## [EXERCISE PROMPT]
Go through the listing and copy every line word for word.

## [Excerpts from a figure dataset]
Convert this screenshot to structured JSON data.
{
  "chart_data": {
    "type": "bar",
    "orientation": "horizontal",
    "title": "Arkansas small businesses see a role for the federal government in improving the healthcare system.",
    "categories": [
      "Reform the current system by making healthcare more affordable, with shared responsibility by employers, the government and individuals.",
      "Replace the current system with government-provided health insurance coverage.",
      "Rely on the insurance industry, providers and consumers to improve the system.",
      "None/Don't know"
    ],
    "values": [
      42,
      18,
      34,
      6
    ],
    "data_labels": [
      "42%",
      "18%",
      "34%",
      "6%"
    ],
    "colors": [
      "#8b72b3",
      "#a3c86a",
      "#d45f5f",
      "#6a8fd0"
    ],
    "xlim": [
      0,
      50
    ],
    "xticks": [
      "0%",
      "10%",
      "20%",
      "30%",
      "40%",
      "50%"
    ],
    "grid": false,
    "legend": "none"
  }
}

## [FINAL RESULT]
Convert this screenshot to structured JSON data.
{
  "chart_data": {
    "type": "bar",
    "orientation": "horizontal",
    "title": "Arkansas small businesses see a role for the federal government in improving the healthcare system.",
    "categories": [
      "Reform the current system by making healthcare more affordable, with shared responsibility by employers, the government and individuals.",
      "Replace the current system with government-provided health insurance coverage.",
      "Rely on the insurance industry, providers and consumers to improve the system.",
      "None/Don't know"
    ],
    "values": [
      42,
      18,
      34,
      6
    ],
    "data_labels": [
      "42%",
      "18%",
      "34%",
      "6%"
    ],
    "colors": [
      "#8b72b3",
      "#a3c86a",
      "#d45f5f",
      "#6a8fd0"
    ],
    "xlim": [
      0,
      50
    ],
    "xticks": [
      "0%",
      "10%",
      "20%",
      "30%",
      "40%",
      "50%"
    ],
    "grid": false,
    "legend": "none"
  }
}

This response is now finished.